Objective: Images excluded, repeat each entry below exactly.

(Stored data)
###

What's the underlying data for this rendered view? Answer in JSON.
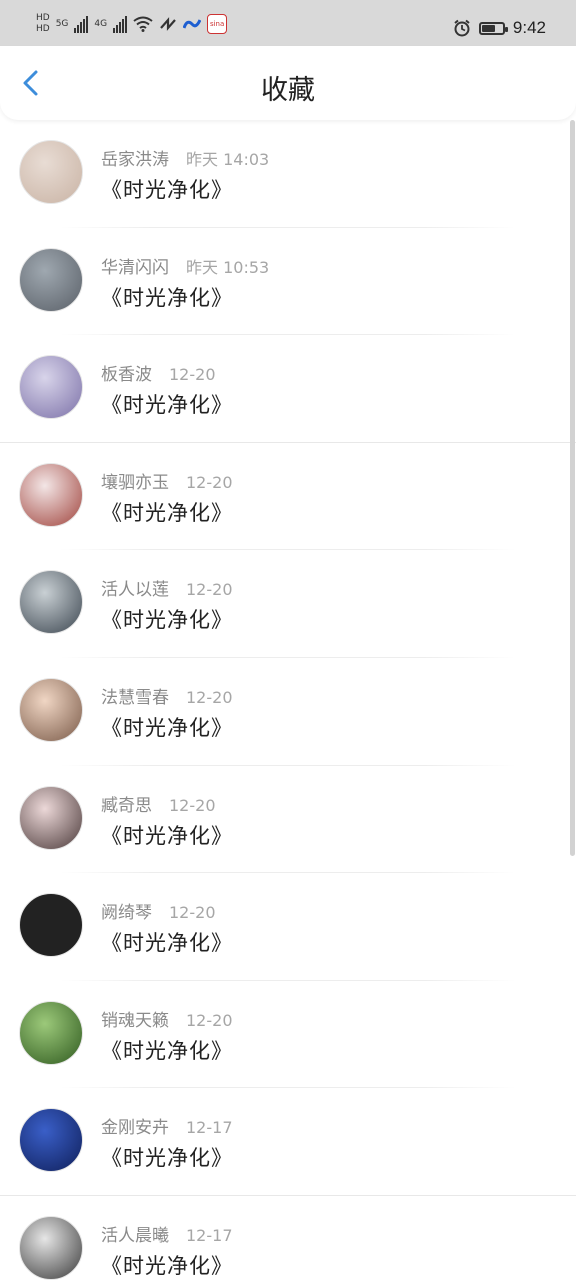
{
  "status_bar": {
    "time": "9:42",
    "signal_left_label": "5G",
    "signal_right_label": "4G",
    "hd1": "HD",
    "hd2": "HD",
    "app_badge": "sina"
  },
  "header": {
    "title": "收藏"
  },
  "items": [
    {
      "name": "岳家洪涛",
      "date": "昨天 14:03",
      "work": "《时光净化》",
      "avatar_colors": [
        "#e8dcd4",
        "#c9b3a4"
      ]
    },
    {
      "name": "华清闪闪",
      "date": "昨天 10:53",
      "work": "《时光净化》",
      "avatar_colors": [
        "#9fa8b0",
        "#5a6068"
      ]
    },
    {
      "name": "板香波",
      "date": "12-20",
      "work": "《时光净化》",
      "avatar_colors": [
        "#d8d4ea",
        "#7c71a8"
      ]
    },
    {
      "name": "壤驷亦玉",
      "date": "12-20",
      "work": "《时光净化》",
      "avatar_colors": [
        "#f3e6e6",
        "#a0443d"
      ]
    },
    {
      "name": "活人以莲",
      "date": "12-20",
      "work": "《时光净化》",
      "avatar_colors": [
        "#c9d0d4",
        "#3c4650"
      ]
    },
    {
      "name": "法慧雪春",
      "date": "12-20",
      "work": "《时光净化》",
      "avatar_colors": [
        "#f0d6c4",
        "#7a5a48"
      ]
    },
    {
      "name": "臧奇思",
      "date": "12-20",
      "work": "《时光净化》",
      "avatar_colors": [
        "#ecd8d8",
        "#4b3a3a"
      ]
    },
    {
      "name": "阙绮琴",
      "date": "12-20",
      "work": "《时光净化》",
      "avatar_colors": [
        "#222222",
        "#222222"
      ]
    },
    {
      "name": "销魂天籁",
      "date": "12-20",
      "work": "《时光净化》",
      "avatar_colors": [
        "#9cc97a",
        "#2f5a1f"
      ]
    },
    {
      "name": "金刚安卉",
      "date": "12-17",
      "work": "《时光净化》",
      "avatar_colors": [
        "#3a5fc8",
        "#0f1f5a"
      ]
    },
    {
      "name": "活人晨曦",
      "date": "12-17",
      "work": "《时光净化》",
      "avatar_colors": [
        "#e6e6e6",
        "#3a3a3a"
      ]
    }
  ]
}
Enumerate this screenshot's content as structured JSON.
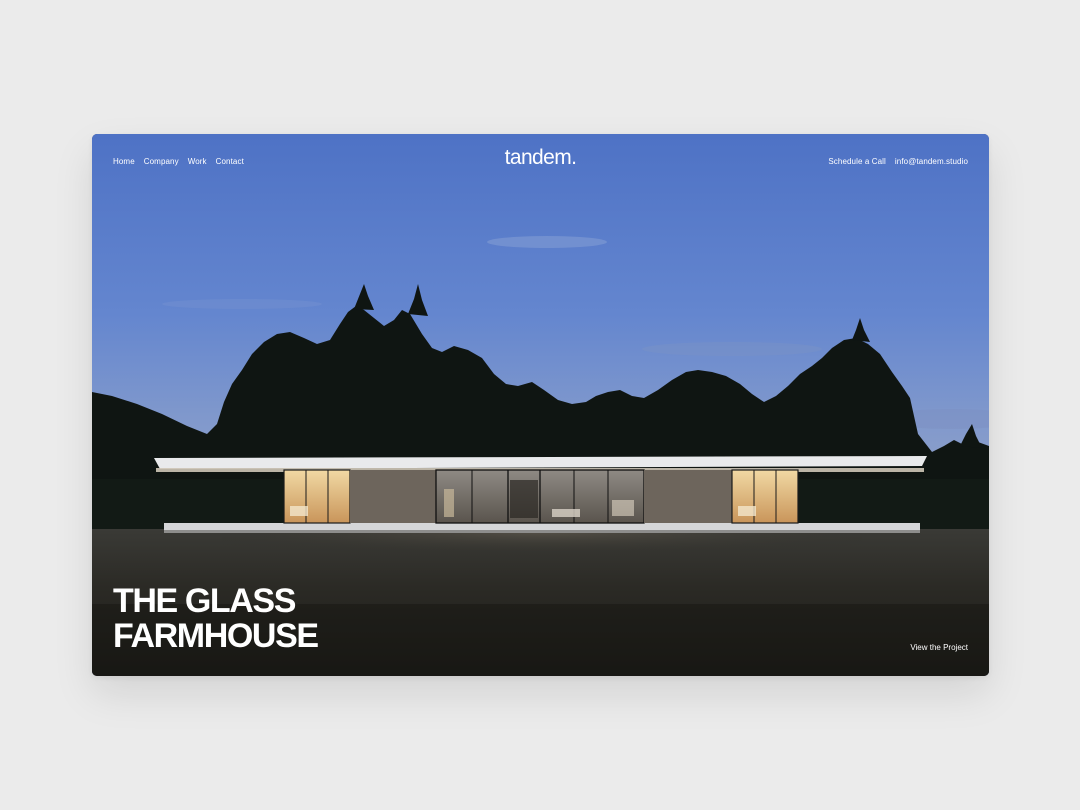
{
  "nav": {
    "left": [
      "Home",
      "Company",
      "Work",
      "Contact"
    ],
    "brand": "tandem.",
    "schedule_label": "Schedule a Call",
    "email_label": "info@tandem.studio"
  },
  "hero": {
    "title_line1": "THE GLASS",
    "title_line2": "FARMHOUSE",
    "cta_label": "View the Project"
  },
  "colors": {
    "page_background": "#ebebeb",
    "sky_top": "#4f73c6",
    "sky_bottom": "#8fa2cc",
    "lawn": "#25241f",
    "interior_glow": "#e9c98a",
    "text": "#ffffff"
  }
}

###

Response:
What's the underlying data for this rendered view? Answer in JSON.
{
  "status_bar": {
    "time": "9:42",
    "signal_left_label": "5G",
    "signal_right_label": "4G",
    "hd1": "HD",
    "hd2": "HD",
    "app_badge": "sina"
  },
  "header": {
    "title": "收藏"
  },
  "items": [
    {
      "name": "岳家洪涛",
      "date": "昨天 14:03",
      "work": "《时光净化》",
      "avatar_colors": [
        "#e8dcd4",
        "#c9b3a4"
      ]
    },
    {
      "name": "华清闪闪",
      "date": "昨天 10:53",
      "work": "《时光净化》",
      "avatar_colors": [
        "#9fa8b0",
        "#5a6068"
      ]
    },
    {
      "name": "板香波",
      "date": "12-20",
      "work": "《时光净化》",
      "avatar_colors": [
        "#d8d4ea",
        "#7c71a8"
      ]
    },
    {
      "name": "壤驷亦玉",
      "date": "12-20",
      "work": "《时光净化》",
      "avatar_colors": [
        "#f3e6e6",
        "#a0443d"
      ]
    },
    {
      "name": "活人以莲",
      "date": "12-20",
      "work": "《时光净化》",
      "avatar_colors": [
        "#c9d0d4",
        "#3c4650"
      ]
    },
    {
      "name": "法慧雪春",
      "date": "12-20",
      "work": "《时光净化》",
      "avatar_colors": [
        "#f0d6c4",
        "#7a5a48"
      ]
    },
    {
      "name": "臧奇思",
      "date": "12-20",
      "work": "《时光净化》",
      "avatar_colors": [
        "#ecd8d8",
        "#4b3a3a"
      ]
    },
    {
      "name": "阙绮琴",
      "date": "12-20",
      "work": "《时光净化》",
      "avatar_colors": [
        "#222222",
        "#222222"
      ]
    },
    {
      "name": "销魂天籁",
      "date": "12-20",
      "work": "《时光净化》",
      "avatar_colors": [
        "#9cc97a",
        "#2f5a1f"
      ]
    },
    {
      "name": "金刚安卉",
      "date": "12-17",
      "work": "《时光净化》",
      "avatar_colors": [
        "#3a5fc8",
        "#0f1f5a"
      ]
    },
    {
      "name": "活人晨曦",
      "date": "12-17",
      "work": "《时光净化》",
      "avatar_colors": [
        "#e6e6e6",
        "#3a3a3a"
      ]
    }
  ]
}
Enumerate this screenshot's content as structured JSON.
{
  "nav": {
    "left": [
      "Home",
      "Company",
      "Work",
      "Contact"
    ],
    "brand": "tandem.",
    "schedule_label": "Schedule a Call",
    "email_label": "info@tandem.studio"
  },
  "hero": {
    "title_line1": "THE GLASS",
    "title_line2": "FARMHOUSE",
    "cta_label": "View the Project"
  },
  "colors": {
    "page_background": "#ebebeb",
    "sky_top": "#4f73c6",
    "sky_bottom": "#8fa2cc",
    "lawn": "#25241f",
    "interior_glow": "#e9c98a",
    "text": "#ffffff"
  }
}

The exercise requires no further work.